(Collected data entries)
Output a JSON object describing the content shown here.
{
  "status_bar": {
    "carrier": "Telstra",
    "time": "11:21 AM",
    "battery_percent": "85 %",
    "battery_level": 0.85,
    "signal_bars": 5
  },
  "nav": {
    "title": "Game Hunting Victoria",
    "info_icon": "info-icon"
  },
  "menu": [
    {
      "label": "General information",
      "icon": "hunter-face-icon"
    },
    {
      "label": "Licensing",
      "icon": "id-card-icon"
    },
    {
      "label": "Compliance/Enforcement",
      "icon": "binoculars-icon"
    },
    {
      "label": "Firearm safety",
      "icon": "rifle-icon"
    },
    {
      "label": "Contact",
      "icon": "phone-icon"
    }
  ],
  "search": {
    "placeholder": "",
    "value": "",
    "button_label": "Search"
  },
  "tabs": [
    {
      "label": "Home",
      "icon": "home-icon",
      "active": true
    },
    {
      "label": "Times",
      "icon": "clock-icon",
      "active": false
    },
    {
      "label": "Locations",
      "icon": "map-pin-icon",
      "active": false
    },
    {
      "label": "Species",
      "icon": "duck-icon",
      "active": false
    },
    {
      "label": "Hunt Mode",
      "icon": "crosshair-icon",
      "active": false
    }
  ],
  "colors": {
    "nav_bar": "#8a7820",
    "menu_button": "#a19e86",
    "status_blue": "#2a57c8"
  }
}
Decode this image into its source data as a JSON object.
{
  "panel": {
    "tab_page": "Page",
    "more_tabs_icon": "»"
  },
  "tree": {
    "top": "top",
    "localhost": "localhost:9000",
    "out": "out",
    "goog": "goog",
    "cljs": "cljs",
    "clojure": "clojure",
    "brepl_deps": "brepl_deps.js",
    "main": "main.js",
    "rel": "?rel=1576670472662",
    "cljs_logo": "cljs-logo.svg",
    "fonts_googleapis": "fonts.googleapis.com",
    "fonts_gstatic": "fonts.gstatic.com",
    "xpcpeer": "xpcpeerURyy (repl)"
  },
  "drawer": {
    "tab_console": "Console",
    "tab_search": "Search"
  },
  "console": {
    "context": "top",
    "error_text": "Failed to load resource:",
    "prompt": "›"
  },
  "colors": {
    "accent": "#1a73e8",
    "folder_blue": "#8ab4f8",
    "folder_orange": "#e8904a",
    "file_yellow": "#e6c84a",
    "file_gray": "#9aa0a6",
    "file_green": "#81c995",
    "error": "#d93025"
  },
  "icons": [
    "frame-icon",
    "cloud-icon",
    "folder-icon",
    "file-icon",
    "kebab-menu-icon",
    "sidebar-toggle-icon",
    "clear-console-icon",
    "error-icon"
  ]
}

--

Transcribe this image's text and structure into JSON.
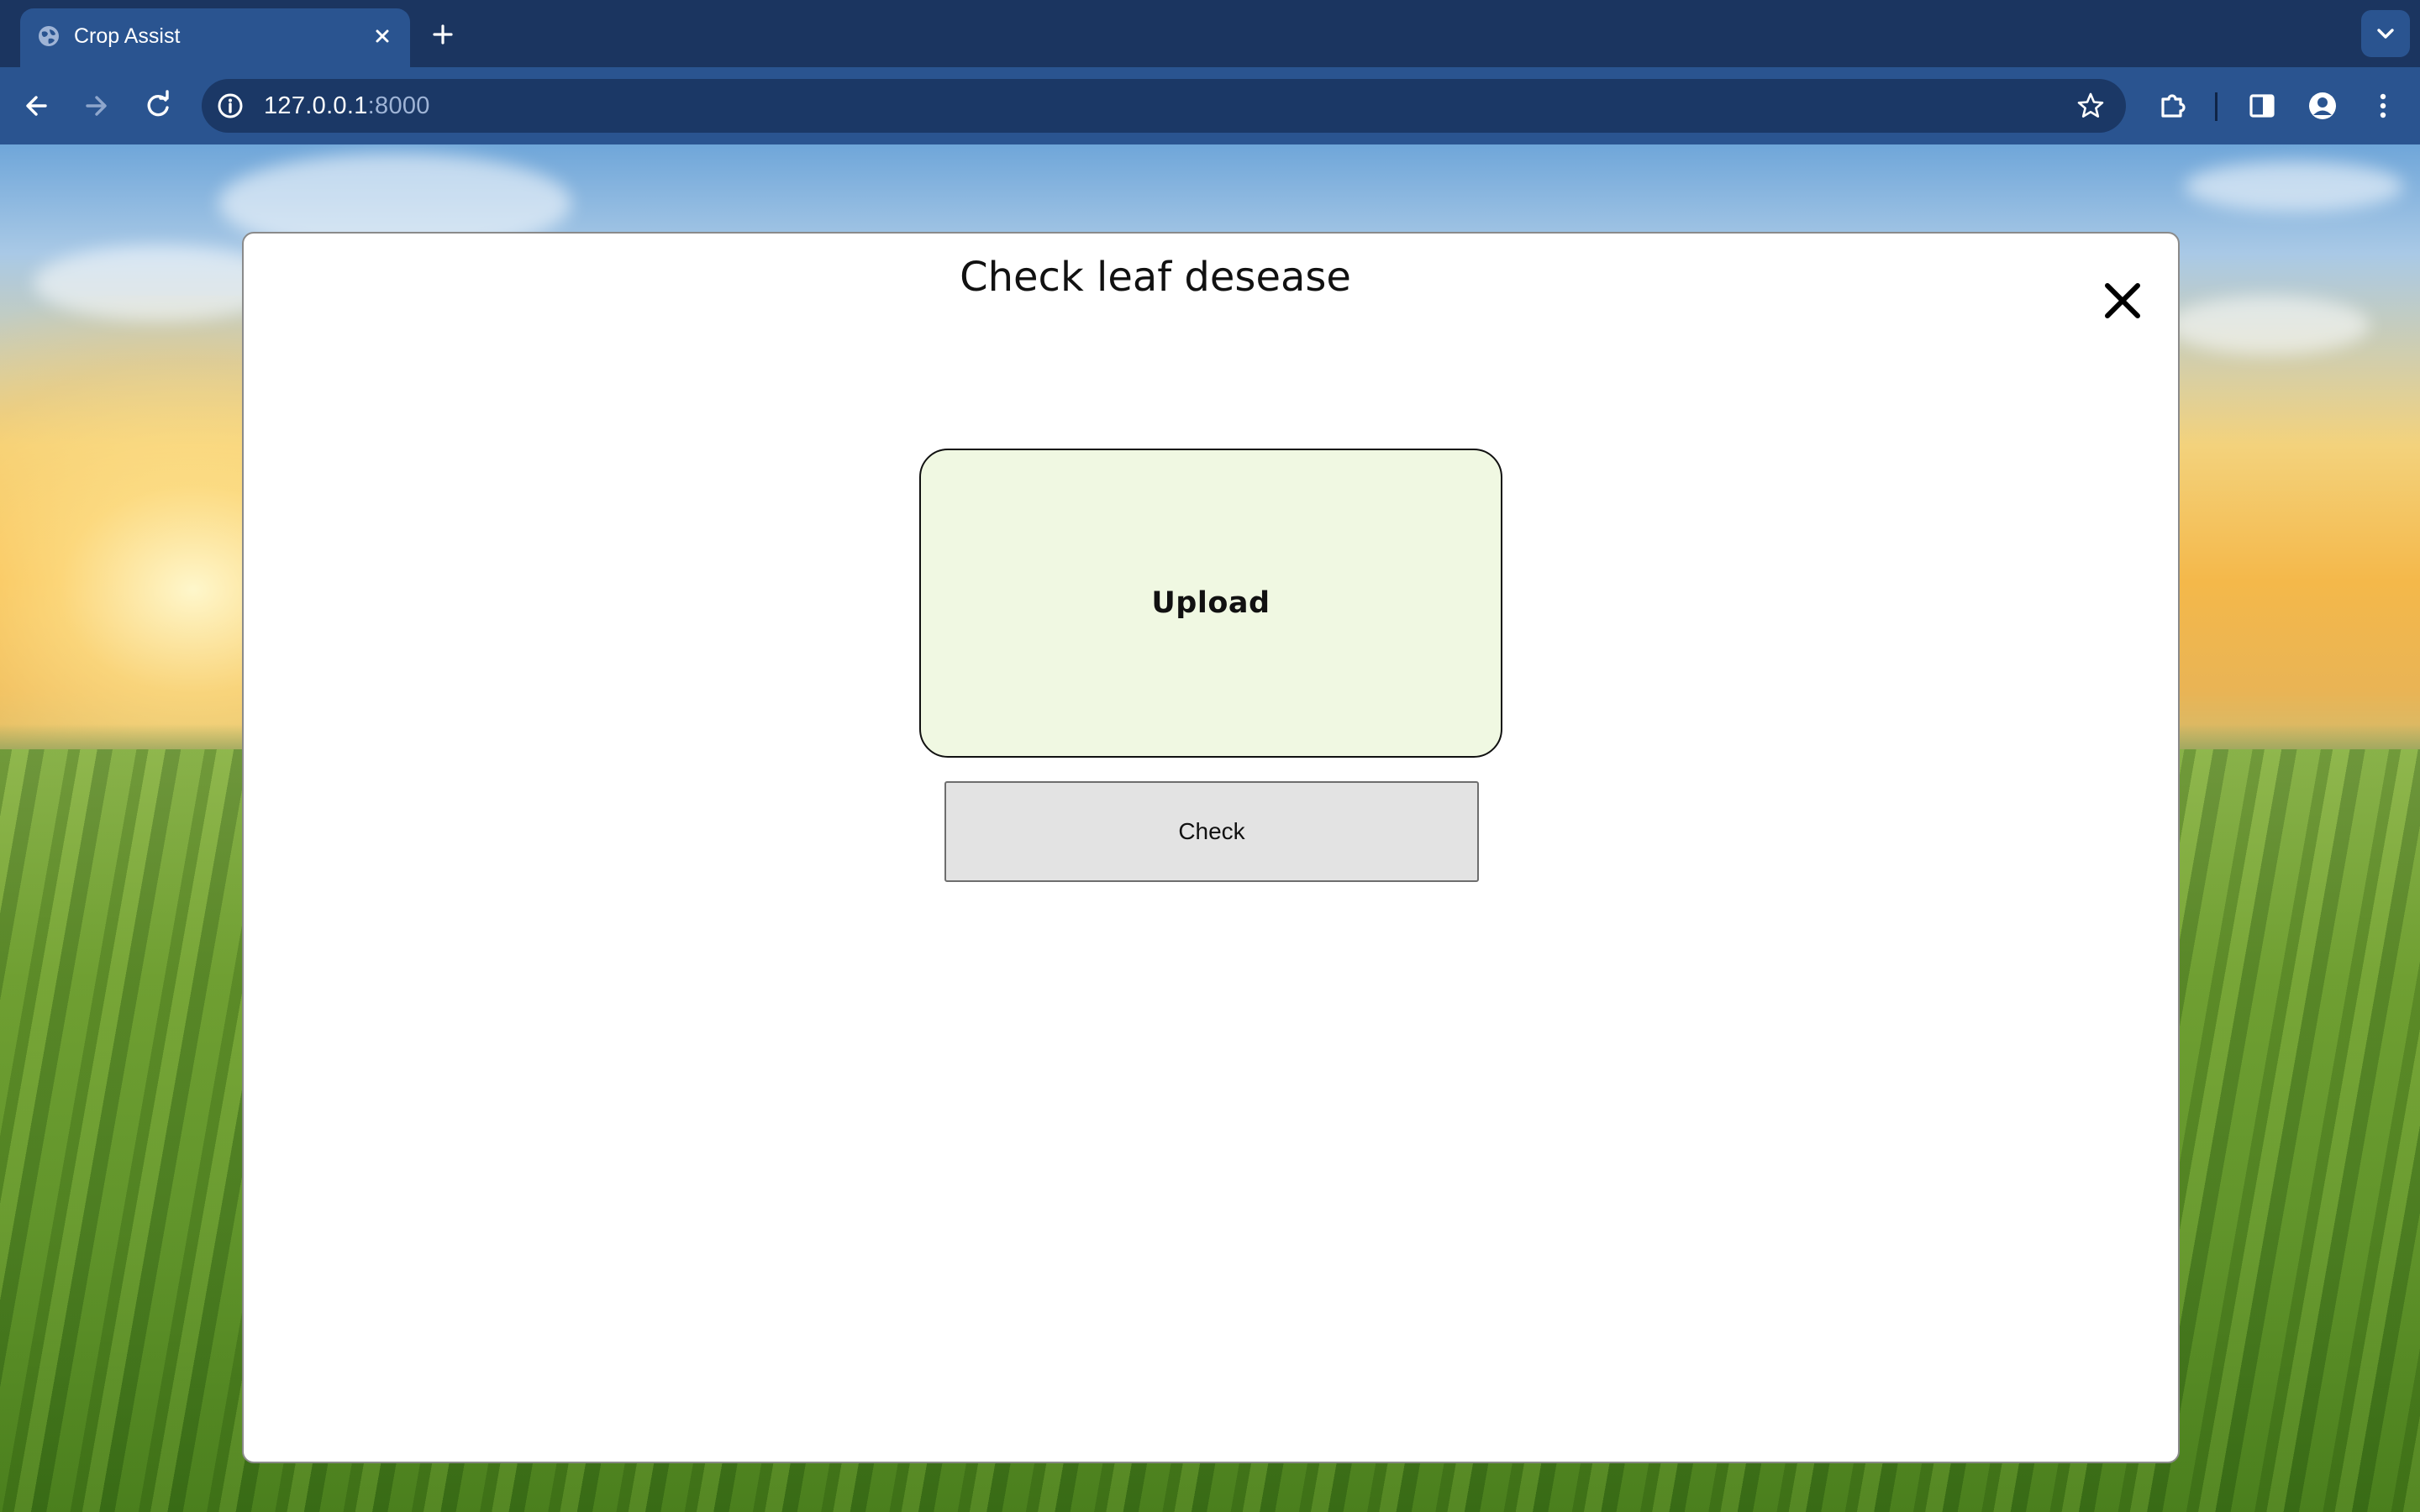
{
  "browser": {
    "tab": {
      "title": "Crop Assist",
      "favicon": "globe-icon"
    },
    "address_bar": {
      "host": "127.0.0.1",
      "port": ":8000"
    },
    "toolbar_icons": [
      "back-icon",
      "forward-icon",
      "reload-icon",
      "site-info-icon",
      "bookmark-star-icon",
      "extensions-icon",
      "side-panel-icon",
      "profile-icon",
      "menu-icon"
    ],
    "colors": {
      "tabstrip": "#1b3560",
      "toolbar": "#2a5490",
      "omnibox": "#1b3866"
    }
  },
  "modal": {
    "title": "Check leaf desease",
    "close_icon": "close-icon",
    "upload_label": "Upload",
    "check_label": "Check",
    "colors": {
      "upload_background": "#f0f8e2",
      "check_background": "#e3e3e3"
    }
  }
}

* **Short exercise**
Using the material above, report each line where "object" occurs.

* **Output of the task**
Output a JSON object describing the content shown here.
Decode this image into its source data as a JSON object.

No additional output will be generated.